Work required:
Rewrite the lines of the records that begin with the one containing "Segment this screenshot: for" and continue through the one containing "364, 878, 378]", putting "bounding box" in place of "bbox" and keeping everything else the same. Leave the pictures out of your answer.

Stored data:
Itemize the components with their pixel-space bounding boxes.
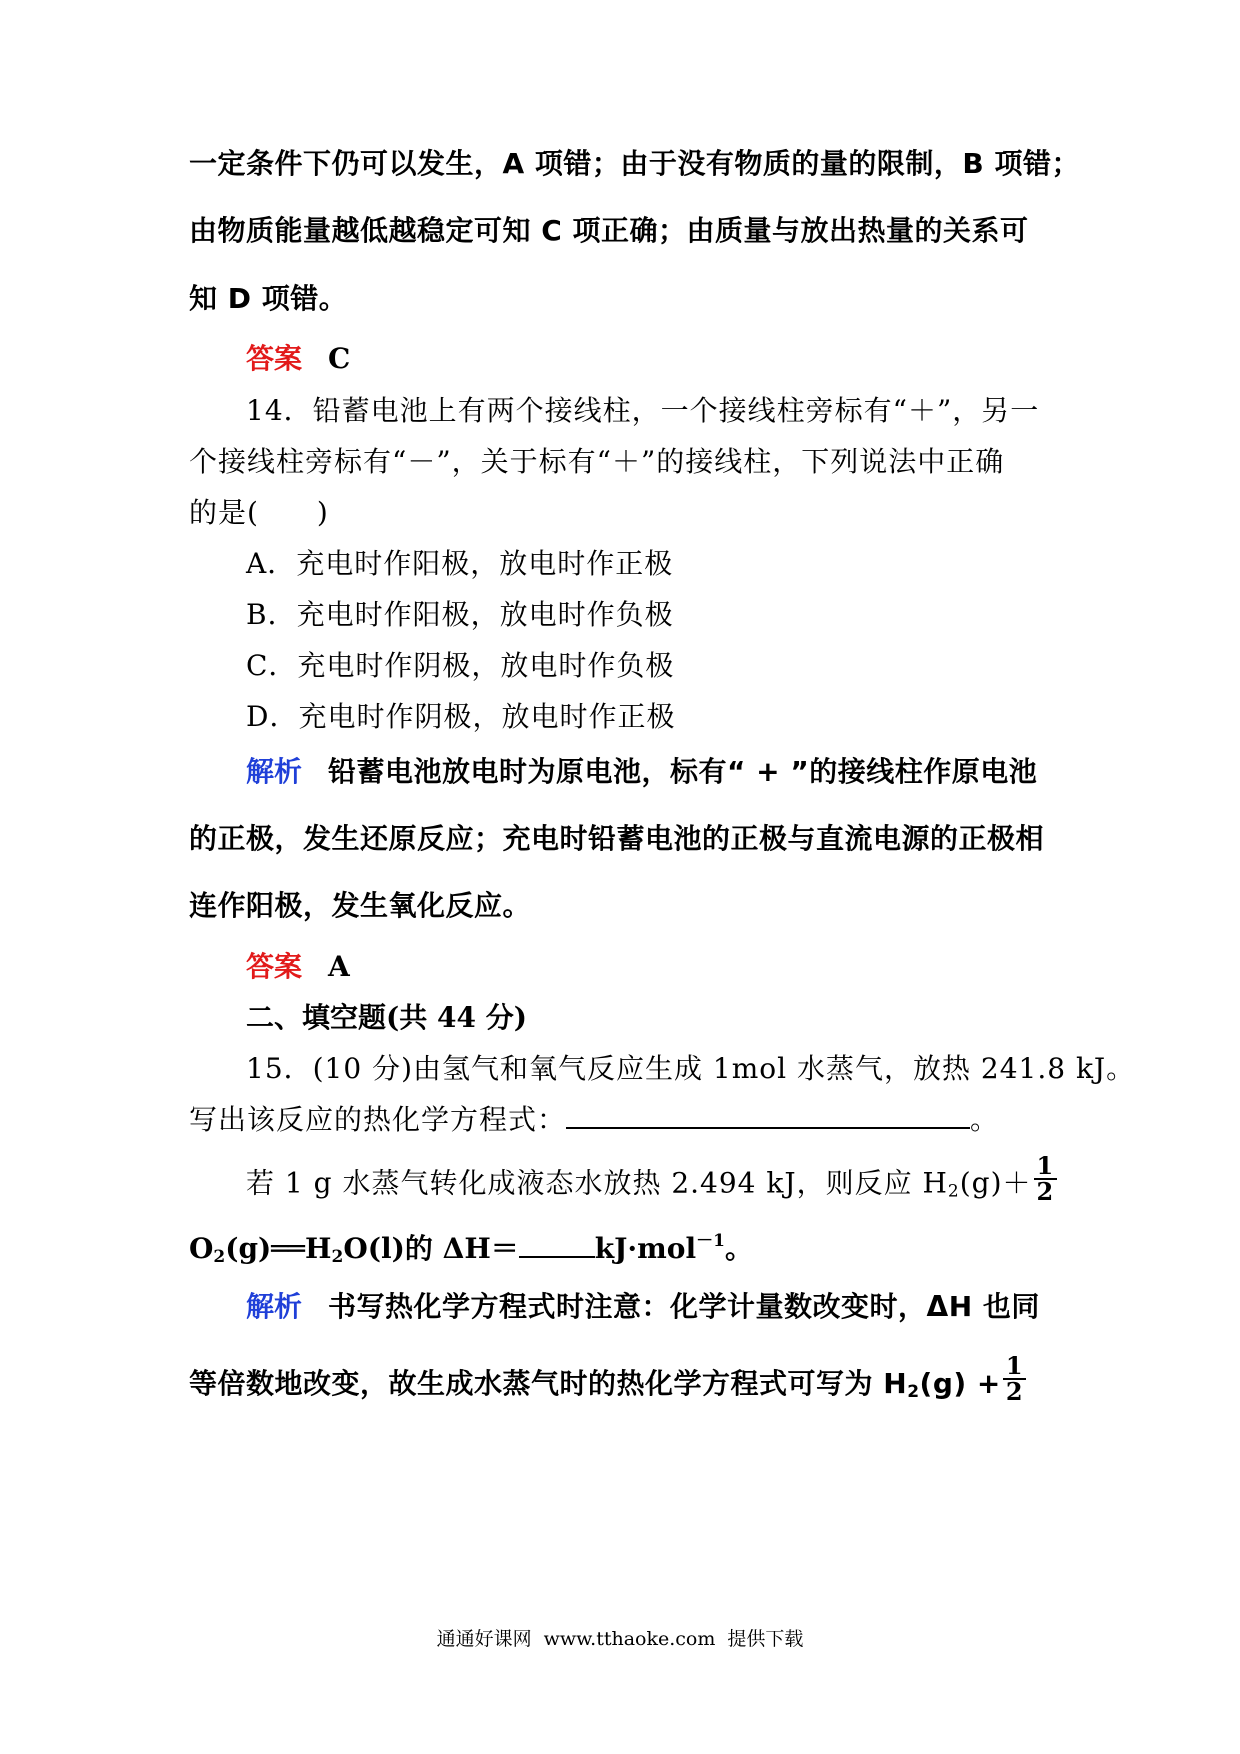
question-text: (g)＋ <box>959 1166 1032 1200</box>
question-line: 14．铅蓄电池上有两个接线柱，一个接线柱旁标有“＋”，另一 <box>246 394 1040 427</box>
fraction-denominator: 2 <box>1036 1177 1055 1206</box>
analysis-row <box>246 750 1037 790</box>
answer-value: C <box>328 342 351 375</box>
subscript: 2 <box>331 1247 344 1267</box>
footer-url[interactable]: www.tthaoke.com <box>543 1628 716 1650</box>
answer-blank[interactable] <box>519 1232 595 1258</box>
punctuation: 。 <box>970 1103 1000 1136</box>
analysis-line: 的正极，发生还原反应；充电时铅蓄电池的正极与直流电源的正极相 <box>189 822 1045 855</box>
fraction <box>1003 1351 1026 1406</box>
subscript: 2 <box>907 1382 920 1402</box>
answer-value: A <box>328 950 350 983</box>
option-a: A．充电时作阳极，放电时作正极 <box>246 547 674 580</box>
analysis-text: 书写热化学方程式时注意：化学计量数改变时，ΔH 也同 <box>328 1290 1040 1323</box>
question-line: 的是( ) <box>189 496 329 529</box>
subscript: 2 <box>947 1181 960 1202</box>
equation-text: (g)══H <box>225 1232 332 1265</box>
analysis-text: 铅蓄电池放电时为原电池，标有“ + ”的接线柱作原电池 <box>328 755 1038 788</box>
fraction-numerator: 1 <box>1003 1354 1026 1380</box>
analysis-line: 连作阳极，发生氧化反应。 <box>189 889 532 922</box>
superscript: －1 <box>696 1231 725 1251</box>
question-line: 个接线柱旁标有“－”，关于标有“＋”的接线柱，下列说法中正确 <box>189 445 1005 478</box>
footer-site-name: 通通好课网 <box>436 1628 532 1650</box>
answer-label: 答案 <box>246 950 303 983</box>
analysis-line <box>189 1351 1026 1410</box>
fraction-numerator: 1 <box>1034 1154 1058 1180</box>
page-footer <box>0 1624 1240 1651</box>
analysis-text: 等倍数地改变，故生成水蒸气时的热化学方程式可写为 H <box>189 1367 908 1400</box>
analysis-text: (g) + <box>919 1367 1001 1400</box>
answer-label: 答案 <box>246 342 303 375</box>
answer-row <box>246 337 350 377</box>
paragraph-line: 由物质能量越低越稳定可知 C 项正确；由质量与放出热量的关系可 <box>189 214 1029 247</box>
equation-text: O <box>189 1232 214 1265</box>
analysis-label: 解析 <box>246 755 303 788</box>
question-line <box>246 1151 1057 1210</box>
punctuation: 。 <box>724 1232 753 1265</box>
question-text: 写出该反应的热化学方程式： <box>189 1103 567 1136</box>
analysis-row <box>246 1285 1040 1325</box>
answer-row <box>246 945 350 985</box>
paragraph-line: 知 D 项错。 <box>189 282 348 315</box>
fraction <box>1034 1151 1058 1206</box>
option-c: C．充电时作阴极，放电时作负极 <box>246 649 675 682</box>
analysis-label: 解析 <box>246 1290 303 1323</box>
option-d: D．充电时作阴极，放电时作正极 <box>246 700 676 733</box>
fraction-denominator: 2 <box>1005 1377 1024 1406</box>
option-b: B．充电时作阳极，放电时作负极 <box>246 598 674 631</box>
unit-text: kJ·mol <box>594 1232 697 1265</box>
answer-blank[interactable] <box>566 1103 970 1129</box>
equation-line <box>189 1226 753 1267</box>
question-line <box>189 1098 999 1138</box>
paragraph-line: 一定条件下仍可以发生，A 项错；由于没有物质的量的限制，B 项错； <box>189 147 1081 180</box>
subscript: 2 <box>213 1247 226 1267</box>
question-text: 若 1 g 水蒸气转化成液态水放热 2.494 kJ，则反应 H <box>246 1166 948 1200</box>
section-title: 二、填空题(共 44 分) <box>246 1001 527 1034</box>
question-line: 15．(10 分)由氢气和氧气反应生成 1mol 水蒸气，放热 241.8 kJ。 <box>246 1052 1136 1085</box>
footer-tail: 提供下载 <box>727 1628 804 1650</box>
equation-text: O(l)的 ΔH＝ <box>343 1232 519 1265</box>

==

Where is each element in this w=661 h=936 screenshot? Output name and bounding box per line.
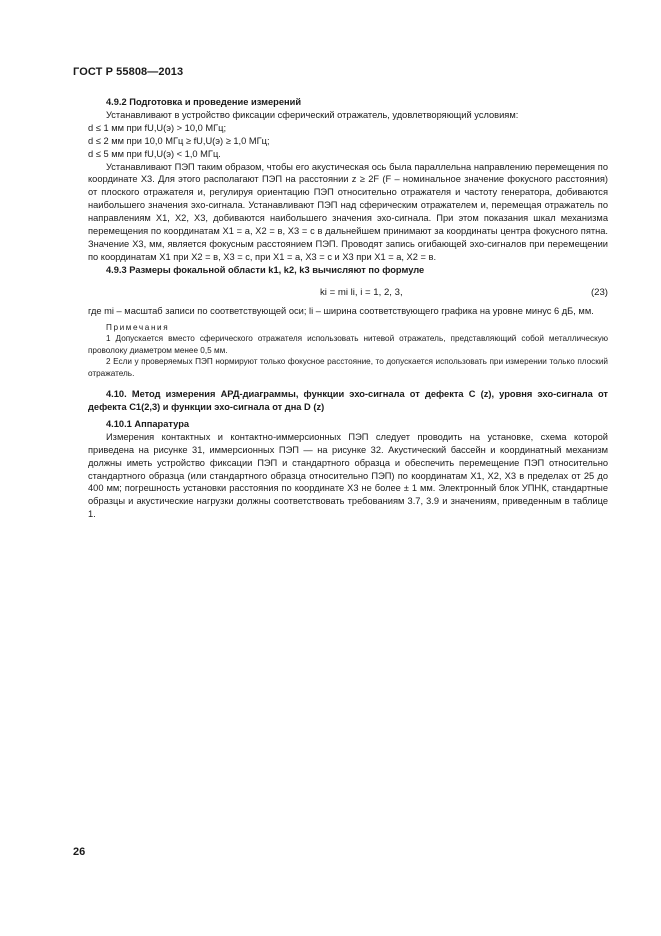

---

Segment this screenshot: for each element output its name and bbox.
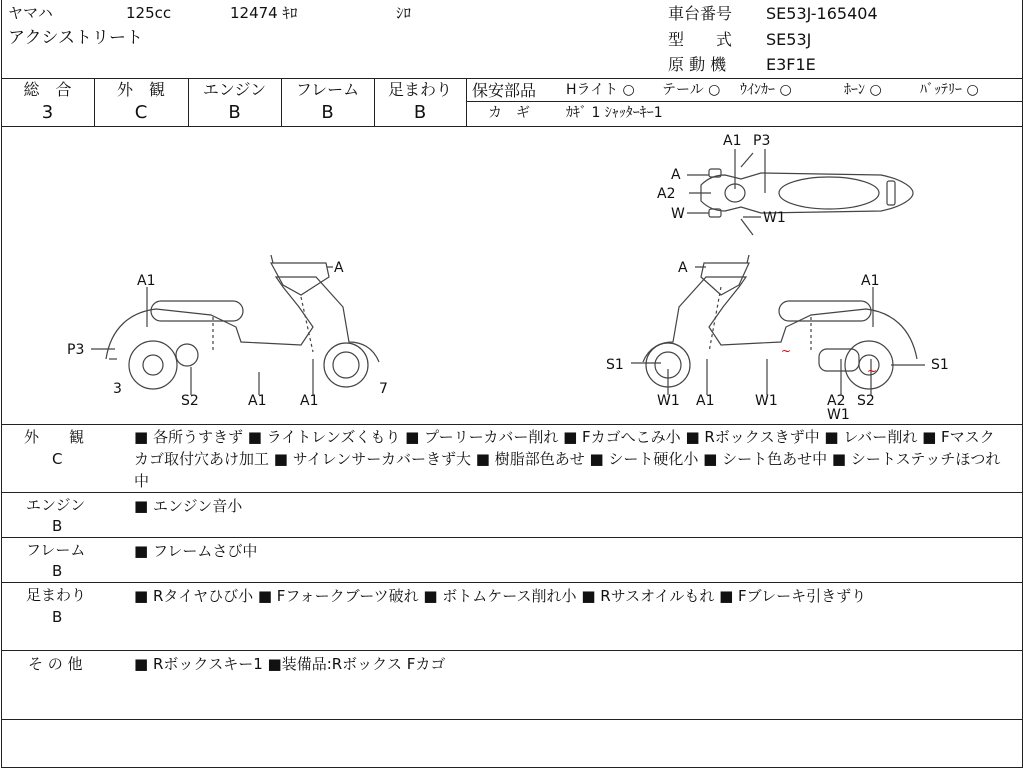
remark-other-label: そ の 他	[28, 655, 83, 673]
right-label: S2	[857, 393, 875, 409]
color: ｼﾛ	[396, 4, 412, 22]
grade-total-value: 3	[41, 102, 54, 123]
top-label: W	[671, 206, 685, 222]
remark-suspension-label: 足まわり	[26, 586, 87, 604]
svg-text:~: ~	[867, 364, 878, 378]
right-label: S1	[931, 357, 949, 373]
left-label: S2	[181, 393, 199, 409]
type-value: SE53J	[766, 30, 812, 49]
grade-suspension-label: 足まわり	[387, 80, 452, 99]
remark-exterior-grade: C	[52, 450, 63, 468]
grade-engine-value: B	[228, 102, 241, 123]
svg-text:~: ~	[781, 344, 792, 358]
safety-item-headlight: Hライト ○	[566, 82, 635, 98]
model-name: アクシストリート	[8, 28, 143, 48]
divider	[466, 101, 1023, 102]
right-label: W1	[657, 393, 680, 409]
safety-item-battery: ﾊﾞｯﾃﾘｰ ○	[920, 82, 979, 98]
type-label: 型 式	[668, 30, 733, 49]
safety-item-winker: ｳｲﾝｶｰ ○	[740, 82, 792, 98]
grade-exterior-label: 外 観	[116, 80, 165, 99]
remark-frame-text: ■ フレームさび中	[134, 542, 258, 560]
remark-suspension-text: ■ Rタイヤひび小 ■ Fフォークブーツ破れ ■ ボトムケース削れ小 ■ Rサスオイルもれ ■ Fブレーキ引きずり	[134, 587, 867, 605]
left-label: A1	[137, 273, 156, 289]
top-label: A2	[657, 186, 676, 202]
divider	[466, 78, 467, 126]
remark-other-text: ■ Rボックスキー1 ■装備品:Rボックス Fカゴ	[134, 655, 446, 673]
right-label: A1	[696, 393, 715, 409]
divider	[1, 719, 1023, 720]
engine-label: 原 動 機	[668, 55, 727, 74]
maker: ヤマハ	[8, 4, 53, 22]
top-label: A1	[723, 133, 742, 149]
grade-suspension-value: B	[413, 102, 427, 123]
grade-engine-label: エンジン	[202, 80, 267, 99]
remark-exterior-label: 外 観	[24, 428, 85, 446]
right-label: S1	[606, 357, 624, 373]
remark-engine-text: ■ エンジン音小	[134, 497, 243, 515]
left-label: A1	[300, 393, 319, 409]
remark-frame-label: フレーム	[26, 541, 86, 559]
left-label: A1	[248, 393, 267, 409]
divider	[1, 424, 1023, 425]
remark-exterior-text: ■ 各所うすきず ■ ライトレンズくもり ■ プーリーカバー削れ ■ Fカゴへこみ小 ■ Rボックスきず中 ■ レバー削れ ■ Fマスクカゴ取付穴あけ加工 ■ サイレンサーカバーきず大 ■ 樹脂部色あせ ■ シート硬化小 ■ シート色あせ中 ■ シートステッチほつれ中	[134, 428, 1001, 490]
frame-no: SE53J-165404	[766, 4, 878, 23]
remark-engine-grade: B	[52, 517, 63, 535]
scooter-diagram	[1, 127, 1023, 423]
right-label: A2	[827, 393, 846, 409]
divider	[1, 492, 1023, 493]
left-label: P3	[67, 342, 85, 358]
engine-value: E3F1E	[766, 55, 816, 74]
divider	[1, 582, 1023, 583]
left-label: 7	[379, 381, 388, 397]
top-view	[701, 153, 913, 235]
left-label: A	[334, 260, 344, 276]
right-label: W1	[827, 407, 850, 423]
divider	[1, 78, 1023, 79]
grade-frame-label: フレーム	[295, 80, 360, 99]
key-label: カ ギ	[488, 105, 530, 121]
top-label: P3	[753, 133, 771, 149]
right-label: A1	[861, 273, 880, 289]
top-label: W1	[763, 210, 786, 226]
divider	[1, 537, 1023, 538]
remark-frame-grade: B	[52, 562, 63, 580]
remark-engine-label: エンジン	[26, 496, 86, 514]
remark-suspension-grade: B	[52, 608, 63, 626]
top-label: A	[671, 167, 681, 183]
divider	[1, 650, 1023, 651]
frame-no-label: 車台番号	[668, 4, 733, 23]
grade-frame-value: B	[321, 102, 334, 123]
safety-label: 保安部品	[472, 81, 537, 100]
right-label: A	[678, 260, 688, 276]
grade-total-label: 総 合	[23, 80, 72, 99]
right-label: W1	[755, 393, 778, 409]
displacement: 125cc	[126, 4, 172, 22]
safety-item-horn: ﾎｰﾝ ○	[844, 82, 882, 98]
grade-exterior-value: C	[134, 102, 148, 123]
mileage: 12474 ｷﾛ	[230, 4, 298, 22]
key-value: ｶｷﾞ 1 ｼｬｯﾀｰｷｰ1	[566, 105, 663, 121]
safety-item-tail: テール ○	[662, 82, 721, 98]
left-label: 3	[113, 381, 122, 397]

Output:
Segment this screenshot: for each element output its name and bounding box.
remark-other-label: そ の 他	[28, 655, 83, 673]
right-label: S2	[857, 393, 875, 409]
color: ｼﾛ	[396, 4, 412, 22]
grade-total-value: 3	[41, 102, 54, 123]
top-label: W	[671, 206, 685, 222]
remark-suspension-label: 足まわり	[26, 586, 87, 604]
svg-text:~: ~	[867, 364, 878, 378]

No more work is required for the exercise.